____ RECORDS PROVIDED
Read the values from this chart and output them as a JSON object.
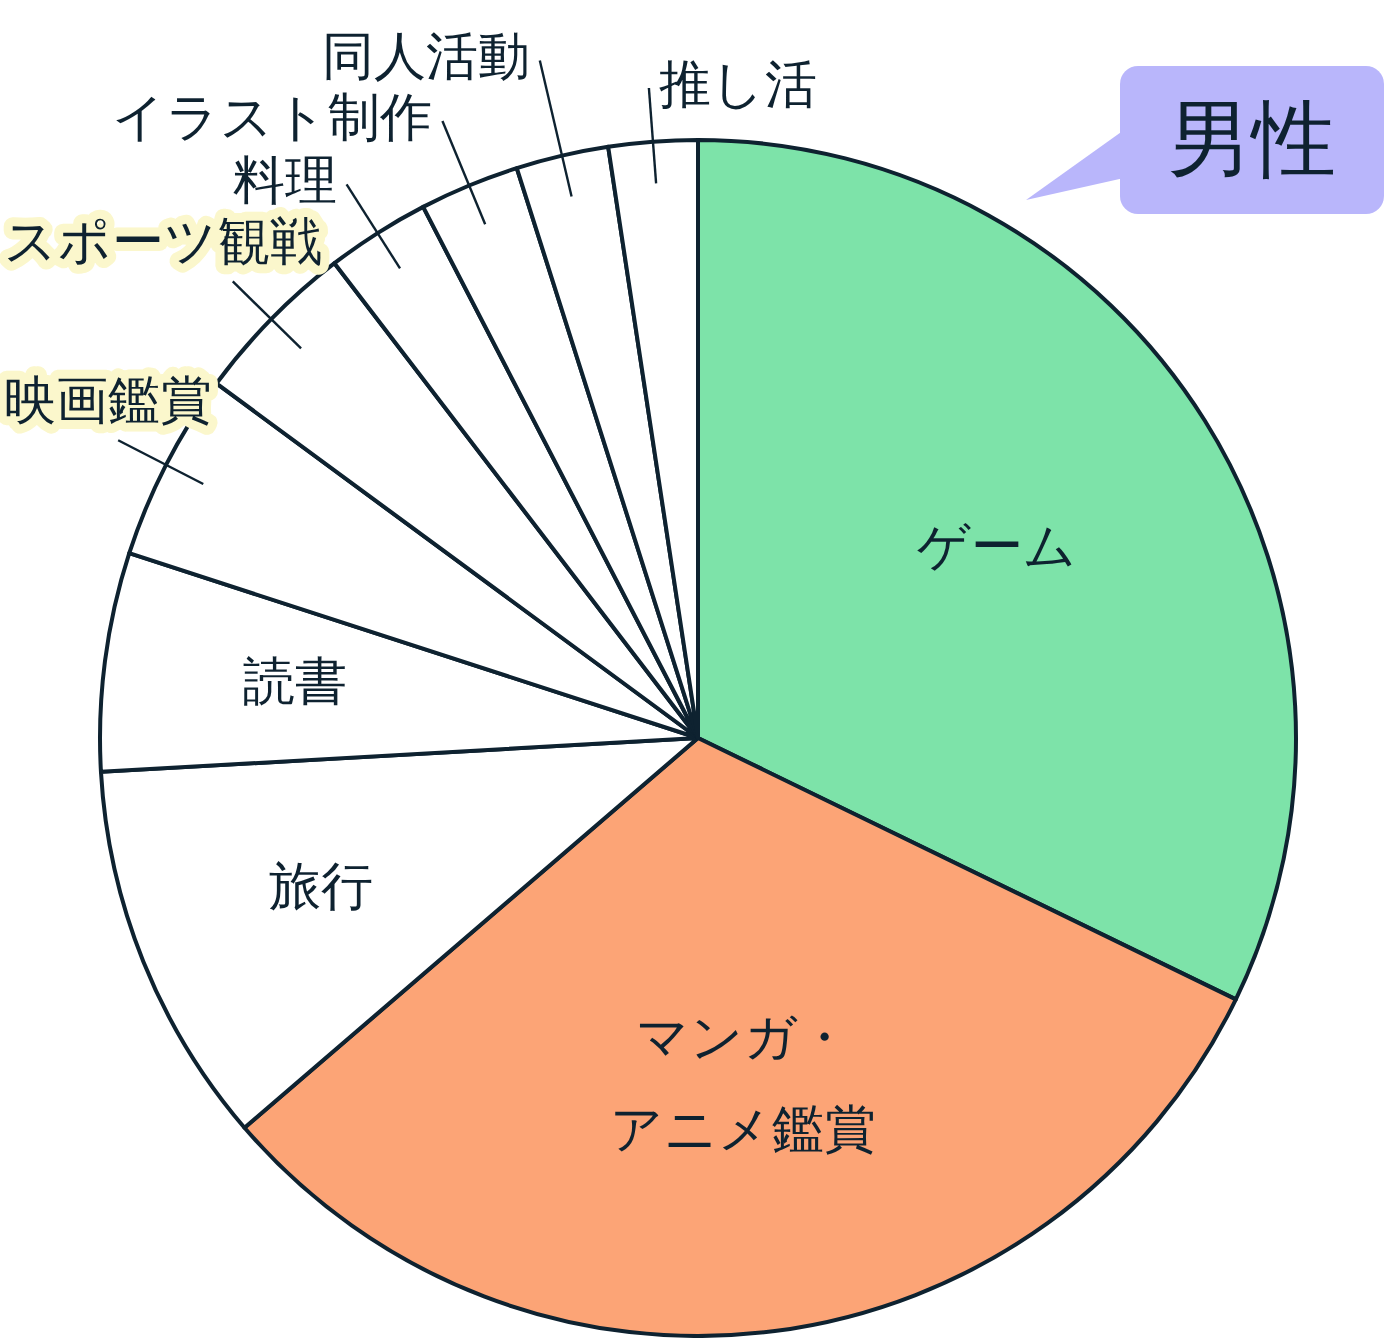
{
  "chart_data": {
    "type": "pie",
    "title": "男性",
    "categories": [
      "ゲーム",
      "マンガ・アニメ鑑賞",
      "旅行",
      "読書",
      "映画鑑賞",
      "スポーツ観戦",
      "料理",
      "イラスト制作",
      "同人活動",
      "推し活"
    ],
    "values": [
      32.2,
      31.5,
      10.4,
      5.9,
      5.1,
      4.5,
      2.8,
      2.7,
      2.5,
      2.4
    ],
    "colors": [
      "#7de3a9",
      "#fca476",
      "#ffffff",
      "#ffffff",
      "#ffffff",
      "#ffffff",
      "#ffffff",
      "#ffffff",
      "#ffffff",
      "#ffffff"
    ]
  }
}
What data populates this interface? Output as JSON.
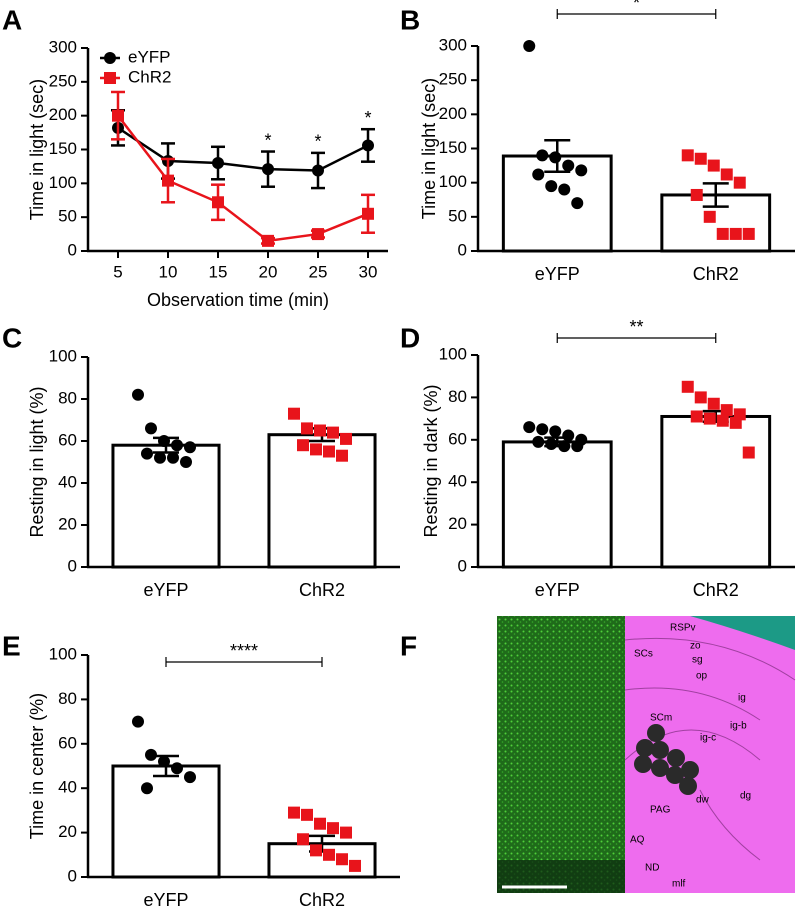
________
- YOUR TASK -
All preceding records should be duplicated verbatim, images excepted.

- WORKED ANSWER -
Read the values from this chart and output them as a JSON object.
{
  "chart_data": {
    "type": "pie",
    "title": "男性",
    "categories": [
      "ゲーム",
      "マンガ・アニメ鑑賞",
      "旅行",
      "読書",
      "映画鑑賞",
      "スポーツ観戦",
      "料理",
      "イラスト制作",
      "同人活動",
      "推し活"
    ],
    "values": [
      32.2,
      31.5,
      10.4,
      5.9,
      5.1,
      4.5,
      2.8,
      2.7,
      2.5,
      2.4
    ],
    "colors": [
      "#7de3a9",
      "#fca476",
      "#ffffff",
      "#ffffff",
      "#ffffff",
      "#ffffff",
      "#ffffff",
      "#ffffff",
      "#ffffff",
      "#ffffff"
    ]
  }
}
What data populates this interface? Output as JSON.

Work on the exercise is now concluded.